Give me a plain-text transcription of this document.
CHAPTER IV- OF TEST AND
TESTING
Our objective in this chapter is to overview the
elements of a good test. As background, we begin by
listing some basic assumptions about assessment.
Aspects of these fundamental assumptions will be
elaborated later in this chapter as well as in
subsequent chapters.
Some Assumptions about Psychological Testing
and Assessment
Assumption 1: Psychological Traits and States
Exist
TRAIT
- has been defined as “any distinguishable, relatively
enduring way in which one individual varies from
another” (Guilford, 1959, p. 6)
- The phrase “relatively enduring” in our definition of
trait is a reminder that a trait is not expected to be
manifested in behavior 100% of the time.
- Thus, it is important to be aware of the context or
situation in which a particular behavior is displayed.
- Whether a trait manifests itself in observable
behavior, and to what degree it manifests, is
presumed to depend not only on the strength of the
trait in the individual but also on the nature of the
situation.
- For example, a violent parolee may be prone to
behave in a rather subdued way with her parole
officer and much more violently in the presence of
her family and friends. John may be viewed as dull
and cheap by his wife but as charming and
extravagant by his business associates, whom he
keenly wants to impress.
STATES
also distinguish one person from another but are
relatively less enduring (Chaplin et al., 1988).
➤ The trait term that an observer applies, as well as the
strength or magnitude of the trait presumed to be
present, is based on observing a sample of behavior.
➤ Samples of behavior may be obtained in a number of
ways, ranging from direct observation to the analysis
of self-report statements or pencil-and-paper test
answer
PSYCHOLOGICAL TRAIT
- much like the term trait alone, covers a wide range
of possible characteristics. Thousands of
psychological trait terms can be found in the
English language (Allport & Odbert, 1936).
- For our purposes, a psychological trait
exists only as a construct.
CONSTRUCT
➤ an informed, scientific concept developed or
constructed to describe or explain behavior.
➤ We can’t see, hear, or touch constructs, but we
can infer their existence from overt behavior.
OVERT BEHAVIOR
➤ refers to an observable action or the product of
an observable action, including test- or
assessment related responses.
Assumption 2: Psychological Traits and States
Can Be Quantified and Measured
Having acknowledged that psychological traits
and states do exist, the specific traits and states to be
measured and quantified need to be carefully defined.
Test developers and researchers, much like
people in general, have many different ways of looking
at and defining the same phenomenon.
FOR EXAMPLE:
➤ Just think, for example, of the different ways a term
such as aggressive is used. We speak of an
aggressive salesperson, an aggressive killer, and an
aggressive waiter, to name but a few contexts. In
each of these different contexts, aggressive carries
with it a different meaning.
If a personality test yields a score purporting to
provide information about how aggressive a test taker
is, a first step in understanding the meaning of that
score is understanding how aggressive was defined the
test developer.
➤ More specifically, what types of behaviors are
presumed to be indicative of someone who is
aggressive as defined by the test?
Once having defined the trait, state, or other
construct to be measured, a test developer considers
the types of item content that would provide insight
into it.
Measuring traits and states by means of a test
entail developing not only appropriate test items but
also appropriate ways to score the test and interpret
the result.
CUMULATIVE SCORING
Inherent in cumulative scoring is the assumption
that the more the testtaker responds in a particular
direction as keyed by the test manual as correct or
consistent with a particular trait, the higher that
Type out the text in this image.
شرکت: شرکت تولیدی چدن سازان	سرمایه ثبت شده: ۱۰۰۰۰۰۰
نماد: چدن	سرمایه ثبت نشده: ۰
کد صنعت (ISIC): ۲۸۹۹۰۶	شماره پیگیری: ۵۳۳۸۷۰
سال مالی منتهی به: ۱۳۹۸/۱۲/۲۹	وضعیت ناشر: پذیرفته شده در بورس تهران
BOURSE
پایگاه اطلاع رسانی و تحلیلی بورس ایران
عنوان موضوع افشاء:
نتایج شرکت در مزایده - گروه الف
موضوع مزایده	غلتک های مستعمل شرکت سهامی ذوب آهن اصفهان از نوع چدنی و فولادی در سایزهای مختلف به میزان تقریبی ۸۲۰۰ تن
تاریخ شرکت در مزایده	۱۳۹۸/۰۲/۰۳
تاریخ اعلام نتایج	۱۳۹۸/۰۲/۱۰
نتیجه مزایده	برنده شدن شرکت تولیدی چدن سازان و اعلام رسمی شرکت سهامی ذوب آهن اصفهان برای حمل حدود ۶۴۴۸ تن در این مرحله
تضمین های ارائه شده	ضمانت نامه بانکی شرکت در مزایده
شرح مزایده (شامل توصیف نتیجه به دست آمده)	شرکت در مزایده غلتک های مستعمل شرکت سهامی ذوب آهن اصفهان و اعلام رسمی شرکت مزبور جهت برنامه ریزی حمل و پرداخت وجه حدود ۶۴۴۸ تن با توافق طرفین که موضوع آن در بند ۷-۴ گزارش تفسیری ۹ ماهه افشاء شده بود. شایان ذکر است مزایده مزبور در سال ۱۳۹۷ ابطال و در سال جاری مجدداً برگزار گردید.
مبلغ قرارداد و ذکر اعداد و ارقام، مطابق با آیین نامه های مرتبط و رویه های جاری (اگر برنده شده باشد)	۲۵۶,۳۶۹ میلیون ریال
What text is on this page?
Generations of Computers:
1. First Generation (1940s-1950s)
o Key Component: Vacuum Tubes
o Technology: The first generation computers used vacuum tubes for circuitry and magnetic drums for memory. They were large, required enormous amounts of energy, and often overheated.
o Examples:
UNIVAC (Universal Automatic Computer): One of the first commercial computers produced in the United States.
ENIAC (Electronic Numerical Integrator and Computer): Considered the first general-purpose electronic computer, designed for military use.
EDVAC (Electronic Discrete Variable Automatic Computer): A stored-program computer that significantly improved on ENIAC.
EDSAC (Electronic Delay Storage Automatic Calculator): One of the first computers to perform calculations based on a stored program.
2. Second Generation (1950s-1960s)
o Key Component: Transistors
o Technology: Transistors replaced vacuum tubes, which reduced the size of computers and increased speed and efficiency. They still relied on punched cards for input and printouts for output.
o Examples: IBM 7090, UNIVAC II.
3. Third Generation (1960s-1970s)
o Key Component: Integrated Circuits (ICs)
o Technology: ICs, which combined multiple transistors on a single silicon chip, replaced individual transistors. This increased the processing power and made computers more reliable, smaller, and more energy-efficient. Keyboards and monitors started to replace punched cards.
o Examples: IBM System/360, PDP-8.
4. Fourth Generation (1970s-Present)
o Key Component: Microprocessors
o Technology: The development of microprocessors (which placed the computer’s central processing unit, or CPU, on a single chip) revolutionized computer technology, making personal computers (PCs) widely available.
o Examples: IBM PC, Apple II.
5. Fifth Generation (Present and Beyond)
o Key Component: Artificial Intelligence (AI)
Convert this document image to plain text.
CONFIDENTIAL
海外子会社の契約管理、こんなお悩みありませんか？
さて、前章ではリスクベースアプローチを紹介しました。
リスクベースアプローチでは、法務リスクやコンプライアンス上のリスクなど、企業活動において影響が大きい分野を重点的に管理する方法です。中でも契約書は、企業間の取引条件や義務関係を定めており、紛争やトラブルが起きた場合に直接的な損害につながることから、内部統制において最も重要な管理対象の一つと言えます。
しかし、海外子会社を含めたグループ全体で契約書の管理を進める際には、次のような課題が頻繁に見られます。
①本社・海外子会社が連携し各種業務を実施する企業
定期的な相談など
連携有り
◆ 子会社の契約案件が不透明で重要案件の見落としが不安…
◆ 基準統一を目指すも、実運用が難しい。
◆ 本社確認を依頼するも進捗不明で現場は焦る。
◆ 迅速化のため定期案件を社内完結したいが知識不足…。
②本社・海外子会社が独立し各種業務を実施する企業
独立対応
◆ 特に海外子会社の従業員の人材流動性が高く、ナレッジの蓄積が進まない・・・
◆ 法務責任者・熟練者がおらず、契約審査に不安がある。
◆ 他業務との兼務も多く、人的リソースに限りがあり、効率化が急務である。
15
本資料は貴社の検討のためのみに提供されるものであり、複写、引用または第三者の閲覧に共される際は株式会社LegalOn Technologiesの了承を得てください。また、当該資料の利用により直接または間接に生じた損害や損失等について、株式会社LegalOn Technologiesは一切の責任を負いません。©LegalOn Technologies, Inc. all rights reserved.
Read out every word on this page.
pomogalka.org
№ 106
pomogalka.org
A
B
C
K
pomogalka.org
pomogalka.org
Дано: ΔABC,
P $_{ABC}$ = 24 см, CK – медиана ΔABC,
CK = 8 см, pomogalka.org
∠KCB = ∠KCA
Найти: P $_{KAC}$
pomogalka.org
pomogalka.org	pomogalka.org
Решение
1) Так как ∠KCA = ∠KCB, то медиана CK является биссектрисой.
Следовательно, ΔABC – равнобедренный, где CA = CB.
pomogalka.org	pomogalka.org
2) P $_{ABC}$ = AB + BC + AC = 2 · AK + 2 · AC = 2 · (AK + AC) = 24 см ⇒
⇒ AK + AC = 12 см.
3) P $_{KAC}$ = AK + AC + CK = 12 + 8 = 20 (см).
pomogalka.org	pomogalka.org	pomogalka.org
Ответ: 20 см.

**Problem description**
Only the lines from the one that contains "Read out every word on this page." to the end of the data should be output, exactly as they appear.

**Complete output**
Read out every word on this page.
pomogalka.org
№ 106
pomogalka.org
A
B
C
K
pomogalka.org
pomogalka.org
Дано: ΔABC,
P $_{ABC}$ = 24 см, CK – медиана ΔABC,
CK = 8 см, pomogalka.org
∠KCB = ∠KCA
Найти: P $_{KAC}$
pomogalka.org
pomogalka.org	pomogalka.org
Решение
1) Так как ∠KCA = ∠KCB, то медиана CK является биссектрисой.
Следовательно, ΔABC – равнобедренный, где CA = CB.
pomogalka.org	pomogalka.org
2) P $_{ABC}$ = AB + BC + AC = 2 · AK + 2 · AC = 2 · (AK + AC) = 24 см ⇒
⇒ AK + AC = 12 см.
3) P $_{KAC}$ = AK + AC + CK = 12 + 8 = 20 (см).
pomogalka.org	pomogalka.org	pomogalka.org
Ответ: 20 см.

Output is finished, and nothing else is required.